* BEGIN Task material *

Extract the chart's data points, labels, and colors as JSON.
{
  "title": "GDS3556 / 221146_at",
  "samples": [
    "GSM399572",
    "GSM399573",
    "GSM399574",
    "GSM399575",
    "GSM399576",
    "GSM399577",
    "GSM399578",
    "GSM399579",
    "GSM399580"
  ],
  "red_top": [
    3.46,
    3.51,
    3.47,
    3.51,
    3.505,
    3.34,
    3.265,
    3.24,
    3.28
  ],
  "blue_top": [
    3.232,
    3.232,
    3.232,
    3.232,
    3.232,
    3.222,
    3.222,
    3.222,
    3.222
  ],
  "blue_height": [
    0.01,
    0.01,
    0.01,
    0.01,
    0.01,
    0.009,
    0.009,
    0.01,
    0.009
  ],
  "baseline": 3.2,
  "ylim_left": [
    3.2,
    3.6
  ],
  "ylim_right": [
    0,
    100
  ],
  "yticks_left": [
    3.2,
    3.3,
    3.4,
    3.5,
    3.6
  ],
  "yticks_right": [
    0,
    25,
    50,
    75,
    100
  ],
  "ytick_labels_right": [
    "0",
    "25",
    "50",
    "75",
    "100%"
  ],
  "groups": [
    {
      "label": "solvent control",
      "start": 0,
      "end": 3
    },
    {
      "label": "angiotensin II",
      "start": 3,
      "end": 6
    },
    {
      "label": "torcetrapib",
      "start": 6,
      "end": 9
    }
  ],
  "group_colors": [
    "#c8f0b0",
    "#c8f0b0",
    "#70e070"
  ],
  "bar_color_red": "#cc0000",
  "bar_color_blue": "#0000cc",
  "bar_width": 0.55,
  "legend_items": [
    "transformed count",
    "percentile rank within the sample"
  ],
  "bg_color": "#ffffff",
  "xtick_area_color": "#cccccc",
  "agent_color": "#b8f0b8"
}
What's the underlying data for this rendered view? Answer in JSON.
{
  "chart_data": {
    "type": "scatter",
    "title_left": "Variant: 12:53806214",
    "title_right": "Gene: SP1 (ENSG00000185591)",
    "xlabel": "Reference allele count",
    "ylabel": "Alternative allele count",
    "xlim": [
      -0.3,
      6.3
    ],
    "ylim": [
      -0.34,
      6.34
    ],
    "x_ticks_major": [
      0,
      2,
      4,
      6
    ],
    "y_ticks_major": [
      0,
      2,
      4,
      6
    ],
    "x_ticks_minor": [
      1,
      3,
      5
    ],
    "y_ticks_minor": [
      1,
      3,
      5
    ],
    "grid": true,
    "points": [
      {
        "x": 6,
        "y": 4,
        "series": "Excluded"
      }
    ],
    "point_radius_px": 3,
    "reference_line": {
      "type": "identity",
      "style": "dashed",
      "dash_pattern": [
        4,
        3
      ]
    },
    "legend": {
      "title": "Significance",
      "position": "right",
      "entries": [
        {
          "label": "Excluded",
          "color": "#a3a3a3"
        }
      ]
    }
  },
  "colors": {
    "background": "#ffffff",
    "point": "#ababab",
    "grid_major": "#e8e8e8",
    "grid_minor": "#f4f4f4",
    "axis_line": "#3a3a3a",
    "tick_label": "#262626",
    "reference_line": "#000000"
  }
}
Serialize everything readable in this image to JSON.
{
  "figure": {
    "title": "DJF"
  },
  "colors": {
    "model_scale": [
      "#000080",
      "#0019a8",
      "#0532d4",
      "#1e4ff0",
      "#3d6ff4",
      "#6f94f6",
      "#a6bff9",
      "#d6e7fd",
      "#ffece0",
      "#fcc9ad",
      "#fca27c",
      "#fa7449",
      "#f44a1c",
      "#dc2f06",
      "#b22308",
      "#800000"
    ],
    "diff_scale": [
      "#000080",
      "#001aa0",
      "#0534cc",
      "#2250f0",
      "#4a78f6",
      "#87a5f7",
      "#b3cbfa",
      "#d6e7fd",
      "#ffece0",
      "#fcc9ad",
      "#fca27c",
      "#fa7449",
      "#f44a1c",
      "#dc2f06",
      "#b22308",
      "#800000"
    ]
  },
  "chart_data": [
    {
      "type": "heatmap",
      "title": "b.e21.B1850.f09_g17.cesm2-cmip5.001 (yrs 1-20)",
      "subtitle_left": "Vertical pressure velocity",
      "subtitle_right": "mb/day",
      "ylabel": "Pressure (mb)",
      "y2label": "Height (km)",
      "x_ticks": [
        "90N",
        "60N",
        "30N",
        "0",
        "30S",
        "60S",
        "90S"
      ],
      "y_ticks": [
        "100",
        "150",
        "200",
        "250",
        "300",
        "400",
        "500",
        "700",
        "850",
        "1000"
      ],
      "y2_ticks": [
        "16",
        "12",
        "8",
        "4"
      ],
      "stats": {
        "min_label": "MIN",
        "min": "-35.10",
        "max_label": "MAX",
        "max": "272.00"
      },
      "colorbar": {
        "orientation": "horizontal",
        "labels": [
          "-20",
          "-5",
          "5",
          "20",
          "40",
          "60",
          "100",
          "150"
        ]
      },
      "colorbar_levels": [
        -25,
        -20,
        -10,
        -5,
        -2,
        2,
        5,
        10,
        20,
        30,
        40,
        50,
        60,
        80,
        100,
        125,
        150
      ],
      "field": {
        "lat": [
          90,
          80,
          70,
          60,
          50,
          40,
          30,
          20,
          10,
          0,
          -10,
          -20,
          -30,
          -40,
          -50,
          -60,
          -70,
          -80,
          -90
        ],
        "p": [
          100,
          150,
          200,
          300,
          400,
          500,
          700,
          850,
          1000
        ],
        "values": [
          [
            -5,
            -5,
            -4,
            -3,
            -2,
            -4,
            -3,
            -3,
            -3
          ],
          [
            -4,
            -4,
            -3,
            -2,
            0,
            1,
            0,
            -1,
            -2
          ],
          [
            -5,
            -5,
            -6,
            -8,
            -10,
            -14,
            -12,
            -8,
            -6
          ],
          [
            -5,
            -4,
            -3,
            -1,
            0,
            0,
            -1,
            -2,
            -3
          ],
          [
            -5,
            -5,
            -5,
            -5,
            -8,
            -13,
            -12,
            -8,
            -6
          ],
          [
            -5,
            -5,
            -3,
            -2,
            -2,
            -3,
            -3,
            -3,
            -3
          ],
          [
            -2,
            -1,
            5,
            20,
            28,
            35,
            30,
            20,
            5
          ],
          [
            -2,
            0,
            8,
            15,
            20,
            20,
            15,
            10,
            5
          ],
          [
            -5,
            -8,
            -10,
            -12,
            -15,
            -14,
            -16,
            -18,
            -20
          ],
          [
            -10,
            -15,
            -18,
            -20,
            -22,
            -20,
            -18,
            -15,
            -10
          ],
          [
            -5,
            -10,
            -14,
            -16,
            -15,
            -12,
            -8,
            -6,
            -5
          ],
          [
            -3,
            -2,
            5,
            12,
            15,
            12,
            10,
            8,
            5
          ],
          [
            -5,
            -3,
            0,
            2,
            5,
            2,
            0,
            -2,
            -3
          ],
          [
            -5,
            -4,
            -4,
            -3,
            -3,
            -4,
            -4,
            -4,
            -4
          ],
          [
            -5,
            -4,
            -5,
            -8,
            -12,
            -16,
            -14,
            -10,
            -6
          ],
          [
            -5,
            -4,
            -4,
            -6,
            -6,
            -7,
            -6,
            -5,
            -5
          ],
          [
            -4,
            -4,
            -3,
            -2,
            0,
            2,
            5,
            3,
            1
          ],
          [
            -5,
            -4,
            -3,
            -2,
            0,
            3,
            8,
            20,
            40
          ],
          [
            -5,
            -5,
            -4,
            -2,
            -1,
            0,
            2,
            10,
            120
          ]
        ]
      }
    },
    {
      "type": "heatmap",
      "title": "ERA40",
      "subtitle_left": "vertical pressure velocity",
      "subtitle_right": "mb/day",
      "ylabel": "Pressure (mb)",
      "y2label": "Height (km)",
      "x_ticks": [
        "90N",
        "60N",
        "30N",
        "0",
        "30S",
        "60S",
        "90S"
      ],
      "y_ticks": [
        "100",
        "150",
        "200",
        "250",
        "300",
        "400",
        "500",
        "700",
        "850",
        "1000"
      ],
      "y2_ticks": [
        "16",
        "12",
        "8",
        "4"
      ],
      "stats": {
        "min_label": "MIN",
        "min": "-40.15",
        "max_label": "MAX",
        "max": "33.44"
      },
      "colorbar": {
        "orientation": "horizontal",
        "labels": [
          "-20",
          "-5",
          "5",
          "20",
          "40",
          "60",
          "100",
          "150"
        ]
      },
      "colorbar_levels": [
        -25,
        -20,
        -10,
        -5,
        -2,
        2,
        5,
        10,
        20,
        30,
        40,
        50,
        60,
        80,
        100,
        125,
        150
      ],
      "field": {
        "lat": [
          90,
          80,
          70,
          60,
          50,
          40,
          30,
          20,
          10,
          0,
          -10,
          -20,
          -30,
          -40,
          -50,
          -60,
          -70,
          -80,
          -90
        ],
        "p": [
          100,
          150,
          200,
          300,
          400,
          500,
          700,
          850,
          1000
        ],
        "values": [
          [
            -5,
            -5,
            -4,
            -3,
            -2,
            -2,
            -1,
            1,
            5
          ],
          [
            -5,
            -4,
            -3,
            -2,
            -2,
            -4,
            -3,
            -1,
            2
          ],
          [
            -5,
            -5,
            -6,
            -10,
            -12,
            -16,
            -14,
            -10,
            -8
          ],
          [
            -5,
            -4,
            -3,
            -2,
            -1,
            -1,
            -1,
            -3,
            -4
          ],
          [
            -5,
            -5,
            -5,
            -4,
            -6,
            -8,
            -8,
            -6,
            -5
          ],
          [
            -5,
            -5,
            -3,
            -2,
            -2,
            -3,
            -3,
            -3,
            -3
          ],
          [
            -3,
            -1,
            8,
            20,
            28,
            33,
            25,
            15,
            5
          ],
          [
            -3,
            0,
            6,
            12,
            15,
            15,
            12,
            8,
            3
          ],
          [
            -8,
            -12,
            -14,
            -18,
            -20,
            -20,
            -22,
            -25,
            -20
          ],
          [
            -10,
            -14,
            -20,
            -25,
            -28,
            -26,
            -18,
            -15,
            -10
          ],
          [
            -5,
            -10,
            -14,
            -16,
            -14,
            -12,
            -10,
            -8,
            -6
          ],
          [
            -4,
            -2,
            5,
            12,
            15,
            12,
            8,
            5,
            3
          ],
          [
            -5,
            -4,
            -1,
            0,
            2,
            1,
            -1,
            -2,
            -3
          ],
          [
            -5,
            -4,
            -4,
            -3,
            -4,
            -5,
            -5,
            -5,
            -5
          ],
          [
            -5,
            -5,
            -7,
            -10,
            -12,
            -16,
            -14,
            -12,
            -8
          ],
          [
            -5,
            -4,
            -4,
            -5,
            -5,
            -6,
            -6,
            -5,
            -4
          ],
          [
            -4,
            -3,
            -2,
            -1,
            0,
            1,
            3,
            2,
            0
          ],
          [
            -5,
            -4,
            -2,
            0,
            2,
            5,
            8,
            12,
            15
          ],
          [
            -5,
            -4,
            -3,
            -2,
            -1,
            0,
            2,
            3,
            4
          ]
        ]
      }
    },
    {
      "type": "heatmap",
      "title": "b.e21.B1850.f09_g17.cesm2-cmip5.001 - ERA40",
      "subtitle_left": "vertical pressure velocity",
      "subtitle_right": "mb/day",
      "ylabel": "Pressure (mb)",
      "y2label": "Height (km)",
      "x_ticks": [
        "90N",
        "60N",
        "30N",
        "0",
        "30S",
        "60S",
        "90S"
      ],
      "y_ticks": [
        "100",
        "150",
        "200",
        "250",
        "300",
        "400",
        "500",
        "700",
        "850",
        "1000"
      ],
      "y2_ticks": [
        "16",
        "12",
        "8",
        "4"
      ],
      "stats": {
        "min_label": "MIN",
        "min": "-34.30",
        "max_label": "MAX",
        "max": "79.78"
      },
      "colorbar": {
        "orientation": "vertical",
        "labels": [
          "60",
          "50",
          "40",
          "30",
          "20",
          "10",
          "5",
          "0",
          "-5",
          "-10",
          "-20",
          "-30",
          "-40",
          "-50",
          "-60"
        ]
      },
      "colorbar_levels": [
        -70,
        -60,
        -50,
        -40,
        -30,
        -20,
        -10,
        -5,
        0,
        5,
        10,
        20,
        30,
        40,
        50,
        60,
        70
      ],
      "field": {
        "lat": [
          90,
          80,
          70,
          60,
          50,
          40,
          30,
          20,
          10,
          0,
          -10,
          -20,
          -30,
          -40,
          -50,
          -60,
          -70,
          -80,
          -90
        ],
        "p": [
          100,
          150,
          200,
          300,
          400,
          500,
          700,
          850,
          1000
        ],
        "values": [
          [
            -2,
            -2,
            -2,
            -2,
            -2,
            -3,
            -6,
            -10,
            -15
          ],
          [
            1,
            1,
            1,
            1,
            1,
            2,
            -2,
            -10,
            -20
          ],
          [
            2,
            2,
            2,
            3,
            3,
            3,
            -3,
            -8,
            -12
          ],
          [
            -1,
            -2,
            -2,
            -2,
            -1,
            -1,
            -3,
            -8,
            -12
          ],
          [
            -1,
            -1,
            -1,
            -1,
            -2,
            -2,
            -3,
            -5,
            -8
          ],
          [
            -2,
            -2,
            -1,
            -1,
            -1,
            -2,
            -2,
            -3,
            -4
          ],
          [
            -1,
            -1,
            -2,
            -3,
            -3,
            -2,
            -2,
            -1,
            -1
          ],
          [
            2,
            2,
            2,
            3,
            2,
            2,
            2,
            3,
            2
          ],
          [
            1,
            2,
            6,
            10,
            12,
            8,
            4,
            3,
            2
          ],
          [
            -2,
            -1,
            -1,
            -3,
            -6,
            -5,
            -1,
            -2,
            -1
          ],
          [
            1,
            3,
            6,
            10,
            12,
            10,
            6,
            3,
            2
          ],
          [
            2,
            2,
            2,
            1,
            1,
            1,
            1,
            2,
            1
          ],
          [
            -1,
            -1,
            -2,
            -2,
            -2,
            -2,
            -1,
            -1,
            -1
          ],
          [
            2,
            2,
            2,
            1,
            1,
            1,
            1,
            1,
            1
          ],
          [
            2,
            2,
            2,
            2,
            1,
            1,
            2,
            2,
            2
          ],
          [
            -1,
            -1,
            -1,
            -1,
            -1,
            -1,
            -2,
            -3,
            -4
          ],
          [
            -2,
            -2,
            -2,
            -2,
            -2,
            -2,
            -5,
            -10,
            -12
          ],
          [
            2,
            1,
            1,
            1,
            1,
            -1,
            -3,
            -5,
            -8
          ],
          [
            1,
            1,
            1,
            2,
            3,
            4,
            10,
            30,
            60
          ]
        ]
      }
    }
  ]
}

* END Task material *

Work through the listing above and report how many lines include the string "points", with no other text.

2